In the records below, copy word for word the lines between the one containing "result-source-out-1: Out Out" and the one containing "forward-arrow-icon[interactable]: [42, 44, 66, 68]", both included.

-- BEGIN --

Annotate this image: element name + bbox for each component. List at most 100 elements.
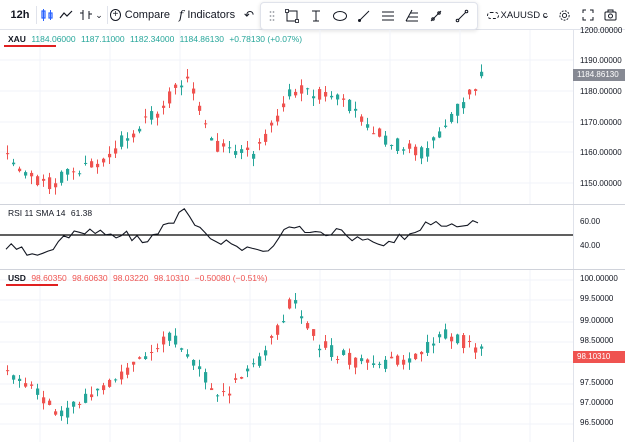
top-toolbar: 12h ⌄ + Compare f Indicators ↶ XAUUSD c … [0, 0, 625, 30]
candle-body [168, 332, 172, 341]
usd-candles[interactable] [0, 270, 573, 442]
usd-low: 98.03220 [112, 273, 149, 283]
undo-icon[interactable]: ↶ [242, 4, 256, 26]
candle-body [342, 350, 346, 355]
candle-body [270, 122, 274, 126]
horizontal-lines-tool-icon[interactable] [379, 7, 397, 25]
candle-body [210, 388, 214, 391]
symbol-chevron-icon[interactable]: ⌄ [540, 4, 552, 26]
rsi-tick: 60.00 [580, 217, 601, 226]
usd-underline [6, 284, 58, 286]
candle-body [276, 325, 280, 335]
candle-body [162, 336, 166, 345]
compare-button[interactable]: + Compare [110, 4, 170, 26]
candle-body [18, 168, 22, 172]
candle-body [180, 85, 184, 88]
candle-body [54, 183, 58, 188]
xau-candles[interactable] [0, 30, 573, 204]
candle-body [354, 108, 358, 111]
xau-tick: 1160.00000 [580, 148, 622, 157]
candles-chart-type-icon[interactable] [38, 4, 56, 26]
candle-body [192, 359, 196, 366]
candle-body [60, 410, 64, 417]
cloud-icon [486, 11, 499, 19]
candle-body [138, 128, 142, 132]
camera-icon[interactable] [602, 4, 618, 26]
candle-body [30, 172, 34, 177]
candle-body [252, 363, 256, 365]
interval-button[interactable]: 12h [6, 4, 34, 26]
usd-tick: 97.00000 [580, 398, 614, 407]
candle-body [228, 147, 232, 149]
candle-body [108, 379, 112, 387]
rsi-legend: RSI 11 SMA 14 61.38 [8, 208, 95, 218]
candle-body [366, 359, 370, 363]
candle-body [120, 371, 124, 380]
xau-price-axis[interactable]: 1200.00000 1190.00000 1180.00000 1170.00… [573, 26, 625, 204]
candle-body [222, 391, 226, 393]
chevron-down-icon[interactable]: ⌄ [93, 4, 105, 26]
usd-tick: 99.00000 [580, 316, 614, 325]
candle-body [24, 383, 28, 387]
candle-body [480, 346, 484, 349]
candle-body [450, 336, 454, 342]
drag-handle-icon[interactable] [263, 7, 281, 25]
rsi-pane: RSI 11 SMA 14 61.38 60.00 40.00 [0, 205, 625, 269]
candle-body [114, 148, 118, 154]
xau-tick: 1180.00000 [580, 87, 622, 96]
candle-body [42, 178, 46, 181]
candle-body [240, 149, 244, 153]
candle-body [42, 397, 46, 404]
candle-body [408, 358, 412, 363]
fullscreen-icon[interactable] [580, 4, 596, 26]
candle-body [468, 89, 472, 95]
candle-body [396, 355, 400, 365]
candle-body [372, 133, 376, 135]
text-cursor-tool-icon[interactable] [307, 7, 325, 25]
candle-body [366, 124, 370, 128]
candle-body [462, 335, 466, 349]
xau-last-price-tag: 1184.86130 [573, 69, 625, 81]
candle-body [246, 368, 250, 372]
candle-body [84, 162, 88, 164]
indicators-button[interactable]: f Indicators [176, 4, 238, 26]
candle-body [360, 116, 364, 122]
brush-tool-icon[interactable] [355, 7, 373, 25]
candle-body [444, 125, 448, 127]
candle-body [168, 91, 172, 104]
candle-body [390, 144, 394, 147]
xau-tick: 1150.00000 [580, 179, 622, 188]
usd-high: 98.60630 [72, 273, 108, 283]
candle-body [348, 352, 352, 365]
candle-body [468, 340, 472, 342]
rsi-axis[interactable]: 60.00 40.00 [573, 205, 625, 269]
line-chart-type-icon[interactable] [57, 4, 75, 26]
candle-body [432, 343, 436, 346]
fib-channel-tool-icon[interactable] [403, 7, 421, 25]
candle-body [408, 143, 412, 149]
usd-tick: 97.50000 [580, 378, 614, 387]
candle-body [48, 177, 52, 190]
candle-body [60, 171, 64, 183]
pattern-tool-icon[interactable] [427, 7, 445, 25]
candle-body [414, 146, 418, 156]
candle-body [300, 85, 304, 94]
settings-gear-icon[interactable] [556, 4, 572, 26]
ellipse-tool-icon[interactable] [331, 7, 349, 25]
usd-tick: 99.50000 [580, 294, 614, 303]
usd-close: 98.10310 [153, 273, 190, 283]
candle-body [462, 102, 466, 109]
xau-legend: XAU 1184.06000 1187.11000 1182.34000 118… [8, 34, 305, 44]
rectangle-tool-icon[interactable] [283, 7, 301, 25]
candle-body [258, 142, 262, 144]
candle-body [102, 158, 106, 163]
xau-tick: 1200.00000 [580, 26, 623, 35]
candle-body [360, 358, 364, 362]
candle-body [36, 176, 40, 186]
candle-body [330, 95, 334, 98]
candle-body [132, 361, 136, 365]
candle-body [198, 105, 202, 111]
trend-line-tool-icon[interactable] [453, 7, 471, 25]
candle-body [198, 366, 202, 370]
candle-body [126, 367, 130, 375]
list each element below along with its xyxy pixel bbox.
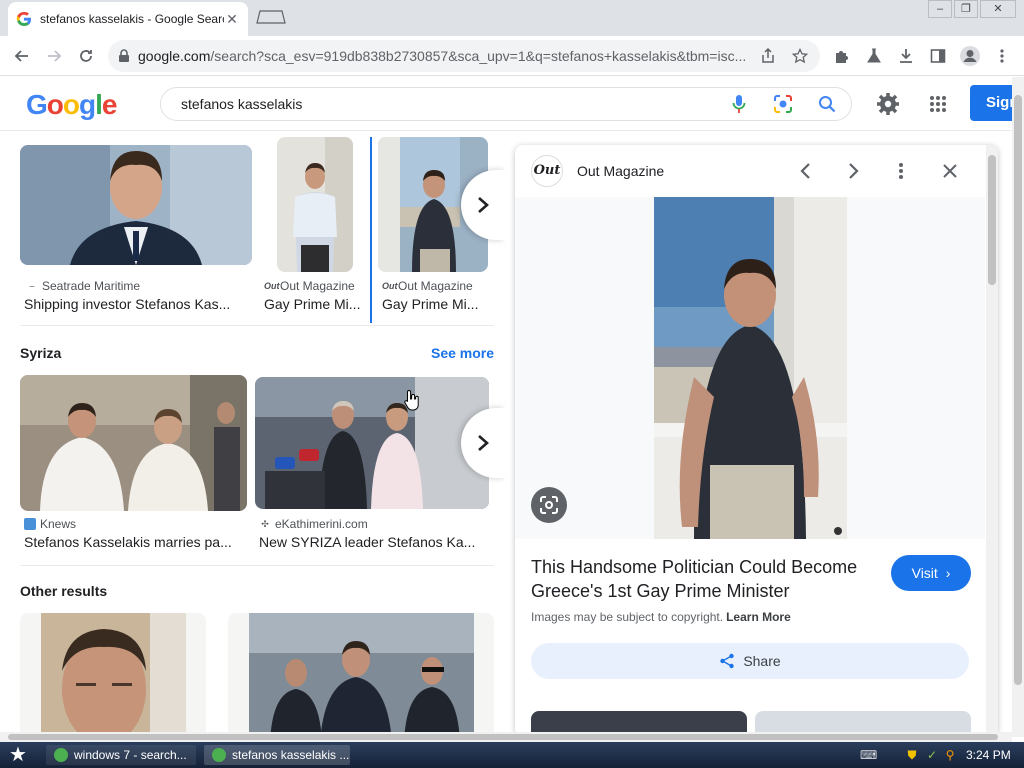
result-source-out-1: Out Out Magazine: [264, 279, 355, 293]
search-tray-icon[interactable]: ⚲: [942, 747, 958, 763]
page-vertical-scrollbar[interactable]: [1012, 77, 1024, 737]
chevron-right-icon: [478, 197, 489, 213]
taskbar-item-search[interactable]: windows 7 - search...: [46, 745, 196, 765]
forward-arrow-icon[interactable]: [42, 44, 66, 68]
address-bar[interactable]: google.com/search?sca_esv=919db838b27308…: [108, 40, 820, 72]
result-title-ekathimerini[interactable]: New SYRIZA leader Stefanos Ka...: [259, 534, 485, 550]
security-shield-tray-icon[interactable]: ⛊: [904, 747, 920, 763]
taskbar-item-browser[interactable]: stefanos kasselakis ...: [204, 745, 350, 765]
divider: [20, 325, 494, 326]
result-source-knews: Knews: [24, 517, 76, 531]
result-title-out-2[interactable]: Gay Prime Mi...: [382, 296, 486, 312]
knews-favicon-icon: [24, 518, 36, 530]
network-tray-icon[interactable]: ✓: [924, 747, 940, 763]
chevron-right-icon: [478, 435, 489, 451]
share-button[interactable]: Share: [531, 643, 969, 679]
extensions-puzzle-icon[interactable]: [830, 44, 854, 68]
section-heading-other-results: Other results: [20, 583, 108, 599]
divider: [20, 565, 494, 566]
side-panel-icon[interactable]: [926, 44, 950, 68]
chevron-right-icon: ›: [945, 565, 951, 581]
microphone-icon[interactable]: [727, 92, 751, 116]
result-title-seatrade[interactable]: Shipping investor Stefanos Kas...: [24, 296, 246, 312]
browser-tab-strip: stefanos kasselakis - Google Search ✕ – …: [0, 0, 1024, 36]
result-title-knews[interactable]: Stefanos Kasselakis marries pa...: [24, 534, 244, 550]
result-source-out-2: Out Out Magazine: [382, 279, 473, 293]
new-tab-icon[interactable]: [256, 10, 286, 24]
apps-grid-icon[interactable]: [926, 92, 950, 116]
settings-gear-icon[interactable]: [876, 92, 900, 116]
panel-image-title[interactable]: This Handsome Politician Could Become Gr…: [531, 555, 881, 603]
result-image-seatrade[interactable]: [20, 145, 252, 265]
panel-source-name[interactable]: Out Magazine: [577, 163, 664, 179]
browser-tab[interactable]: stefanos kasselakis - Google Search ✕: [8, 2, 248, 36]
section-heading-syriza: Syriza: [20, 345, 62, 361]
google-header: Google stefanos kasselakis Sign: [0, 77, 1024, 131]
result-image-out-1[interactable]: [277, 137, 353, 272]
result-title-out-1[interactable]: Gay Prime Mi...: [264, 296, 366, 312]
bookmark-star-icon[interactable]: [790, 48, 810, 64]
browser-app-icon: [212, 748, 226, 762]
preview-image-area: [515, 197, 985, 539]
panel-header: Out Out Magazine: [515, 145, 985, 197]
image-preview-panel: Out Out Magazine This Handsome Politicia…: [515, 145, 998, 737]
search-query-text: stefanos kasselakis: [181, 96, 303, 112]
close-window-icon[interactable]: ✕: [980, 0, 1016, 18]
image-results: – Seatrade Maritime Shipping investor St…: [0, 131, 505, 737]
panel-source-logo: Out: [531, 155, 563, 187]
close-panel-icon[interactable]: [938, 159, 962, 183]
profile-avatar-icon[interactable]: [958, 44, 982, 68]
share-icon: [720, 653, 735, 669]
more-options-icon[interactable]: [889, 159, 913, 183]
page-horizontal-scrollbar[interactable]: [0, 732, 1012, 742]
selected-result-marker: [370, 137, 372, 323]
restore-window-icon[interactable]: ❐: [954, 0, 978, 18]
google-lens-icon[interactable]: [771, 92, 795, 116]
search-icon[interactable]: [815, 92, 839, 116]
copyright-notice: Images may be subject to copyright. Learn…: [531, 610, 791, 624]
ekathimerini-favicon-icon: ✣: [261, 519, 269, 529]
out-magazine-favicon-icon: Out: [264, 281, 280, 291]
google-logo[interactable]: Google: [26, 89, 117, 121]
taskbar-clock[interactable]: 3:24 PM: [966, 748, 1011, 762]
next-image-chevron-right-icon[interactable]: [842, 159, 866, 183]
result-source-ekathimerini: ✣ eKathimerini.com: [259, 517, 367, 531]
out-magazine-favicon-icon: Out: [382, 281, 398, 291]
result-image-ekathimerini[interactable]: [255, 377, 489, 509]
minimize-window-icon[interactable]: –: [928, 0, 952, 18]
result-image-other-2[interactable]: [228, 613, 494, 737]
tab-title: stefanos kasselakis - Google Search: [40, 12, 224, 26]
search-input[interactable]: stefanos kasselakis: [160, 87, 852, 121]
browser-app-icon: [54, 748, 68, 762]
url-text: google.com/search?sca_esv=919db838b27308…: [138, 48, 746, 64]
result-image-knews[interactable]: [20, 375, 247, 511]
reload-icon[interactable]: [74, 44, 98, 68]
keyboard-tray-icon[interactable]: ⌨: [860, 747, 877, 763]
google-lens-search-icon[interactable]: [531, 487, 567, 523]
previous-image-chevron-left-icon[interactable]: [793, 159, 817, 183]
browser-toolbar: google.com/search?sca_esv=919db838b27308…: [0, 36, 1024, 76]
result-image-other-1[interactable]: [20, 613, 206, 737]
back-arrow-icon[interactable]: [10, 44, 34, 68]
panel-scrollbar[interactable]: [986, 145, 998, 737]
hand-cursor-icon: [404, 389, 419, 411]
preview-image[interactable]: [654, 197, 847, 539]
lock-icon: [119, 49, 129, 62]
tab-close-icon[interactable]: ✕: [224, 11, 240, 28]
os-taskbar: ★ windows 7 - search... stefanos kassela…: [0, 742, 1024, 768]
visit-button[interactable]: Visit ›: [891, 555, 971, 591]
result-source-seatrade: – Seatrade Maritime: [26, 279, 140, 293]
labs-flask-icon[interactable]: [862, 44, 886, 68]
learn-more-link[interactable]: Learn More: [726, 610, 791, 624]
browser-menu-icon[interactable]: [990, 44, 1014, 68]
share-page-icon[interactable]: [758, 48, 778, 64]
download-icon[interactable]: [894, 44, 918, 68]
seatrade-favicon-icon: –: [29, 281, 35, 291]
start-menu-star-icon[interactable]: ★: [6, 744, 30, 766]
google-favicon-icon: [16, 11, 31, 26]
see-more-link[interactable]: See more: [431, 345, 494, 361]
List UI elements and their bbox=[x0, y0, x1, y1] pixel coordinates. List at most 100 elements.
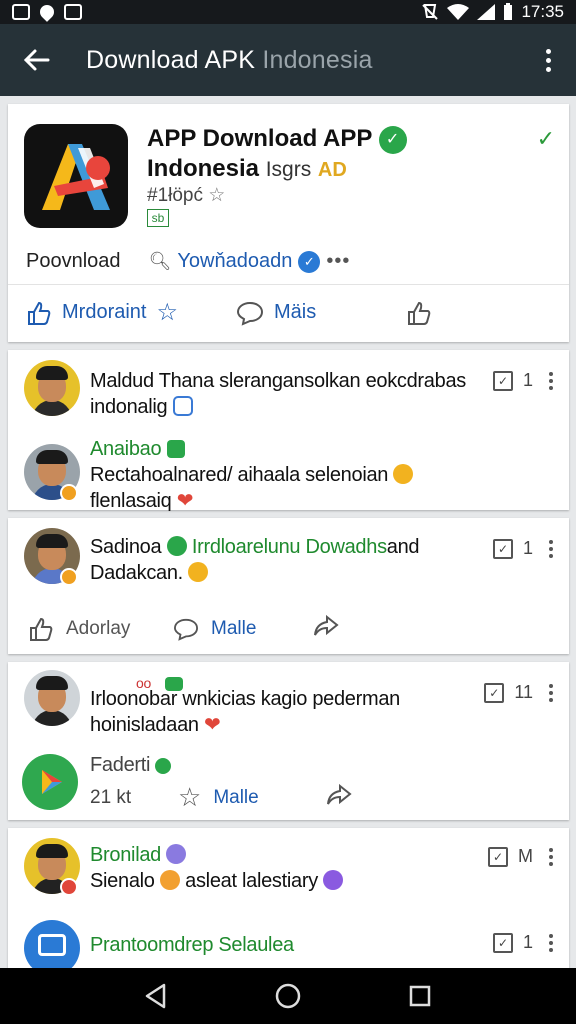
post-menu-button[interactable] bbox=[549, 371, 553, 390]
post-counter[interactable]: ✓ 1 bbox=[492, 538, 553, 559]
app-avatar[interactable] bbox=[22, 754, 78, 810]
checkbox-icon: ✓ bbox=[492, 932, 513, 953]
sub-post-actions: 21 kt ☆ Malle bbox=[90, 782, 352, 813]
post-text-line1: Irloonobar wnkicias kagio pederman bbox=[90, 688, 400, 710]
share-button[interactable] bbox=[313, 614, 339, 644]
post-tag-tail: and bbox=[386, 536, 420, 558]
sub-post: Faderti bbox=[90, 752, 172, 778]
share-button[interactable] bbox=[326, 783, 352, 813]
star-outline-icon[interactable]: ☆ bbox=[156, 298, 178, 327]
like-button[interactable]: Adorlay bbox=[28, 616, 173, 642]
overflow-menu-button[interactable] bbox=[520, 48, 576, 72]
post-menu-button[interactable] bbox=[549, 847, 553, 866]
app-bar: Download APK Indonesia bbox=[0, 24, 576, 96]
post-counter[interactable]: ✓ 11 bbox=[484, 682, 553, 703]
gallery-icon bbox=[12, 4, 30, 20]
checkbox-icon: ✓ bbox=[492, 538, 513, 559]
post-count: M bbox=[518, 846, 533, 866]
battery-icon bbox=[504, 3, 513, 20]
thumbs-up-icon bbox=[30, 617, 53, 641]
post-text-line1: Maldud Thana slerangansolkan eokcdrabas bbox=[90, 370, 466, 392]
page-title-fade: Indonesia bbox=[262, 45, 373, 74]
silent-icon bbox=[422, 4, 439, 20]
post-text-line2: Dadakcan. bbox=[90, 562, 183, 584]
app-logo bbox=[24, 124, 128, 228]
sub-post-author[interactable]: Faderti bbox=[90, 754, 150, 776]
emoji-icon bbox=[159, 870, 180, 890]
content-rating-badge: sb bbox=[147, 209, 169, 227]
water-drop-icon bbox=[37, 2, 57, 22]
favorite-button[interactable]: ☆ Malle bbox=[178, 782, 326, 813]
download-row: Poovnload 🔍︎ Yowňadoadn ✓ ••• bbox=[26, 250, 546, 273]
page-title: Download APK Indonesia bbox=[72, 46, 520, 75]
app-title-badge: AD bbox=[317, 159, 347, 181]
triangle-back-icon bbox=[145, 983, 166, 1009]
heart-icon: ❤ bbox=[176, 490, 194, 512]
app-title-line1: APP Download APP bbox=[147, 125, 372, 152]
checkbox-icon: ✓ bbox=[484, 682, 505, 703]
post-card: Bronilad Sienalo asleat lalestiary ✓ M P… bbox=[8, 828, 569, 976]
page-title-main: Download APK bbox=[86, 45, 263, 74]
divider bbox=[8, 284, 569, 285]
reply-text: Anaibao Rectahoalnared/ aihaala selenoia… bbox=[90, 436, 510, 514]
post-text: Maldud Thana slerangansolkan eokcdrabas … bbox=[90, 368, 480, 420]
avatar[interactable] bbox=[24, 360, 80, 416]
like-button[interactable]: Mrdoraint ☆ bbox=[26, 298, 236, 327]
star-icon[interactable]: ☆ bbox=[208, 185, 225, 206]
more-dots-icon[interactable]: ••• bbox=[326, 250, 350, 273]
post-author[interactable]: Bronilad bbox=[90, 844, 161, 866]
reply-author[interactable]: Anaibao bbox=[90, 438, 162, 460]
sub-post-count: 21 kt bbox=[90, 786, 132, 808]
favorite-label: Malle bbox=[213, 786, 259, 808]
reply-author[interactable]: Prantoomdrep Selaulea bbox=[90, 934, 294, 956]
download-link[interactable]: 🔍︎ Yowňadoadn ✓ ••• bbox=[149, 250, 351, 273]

-- END --

RESULT:
result-source-out-1: Out Out Magazine: [264, 279, 355, 293]
search-tray-icon[interactable]: ⚲: [942, 747, 958, 763]
page-vertical-scrollbar[interactable]: [1012, 77, 1024, 737]
chevron-right-icon: [478, 197, 489, 213]
taskbar-item-search[interactable]: windows 7 - search...: [46, 745, 196, 765]
forward-arrow-icon[interactable]: [42, 44, 66, 68]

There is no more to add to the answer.